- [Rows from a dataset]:
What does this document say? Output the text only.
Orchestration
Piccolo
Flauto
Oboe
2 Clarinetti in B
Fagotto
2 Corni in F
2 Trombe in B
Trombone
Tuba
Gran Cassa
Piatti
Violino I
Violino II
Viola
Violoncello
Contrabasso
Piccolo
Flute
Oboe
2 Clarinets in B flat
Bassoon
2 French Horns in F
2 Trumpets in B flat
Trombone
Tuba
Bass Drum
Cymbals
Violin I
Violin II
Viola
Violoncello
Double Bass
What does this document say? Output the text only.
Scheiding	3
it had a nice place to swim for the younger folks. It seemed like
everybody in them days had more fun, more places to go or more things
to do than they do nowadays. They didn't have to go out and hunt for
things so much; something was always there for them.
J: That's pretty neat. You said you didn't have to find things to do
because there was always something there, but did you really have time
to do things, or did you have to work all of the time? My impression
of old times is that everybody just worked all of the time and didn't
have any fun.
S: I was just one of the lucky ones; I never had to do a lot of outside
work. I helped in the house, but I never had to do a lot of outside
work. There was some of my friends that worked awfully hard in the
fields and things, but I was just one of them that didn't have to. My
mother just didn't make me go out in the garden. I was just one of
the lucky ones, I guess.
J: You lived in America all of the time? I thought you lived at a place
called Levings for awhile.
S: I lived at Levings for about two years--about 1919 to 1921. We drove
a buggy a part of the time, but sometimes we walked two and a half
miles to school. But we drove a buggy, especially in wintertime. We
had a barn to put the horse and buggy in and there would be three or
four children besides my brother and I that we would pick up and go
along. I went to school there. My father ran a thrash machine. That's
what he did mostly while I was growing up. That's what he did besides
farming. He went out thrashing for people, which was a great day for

- [TASK PROMPT]:
Among the lines of the listing, how many hold the string "never"? Respond with only the number.

- [EXERCISE RESPONSE]:
2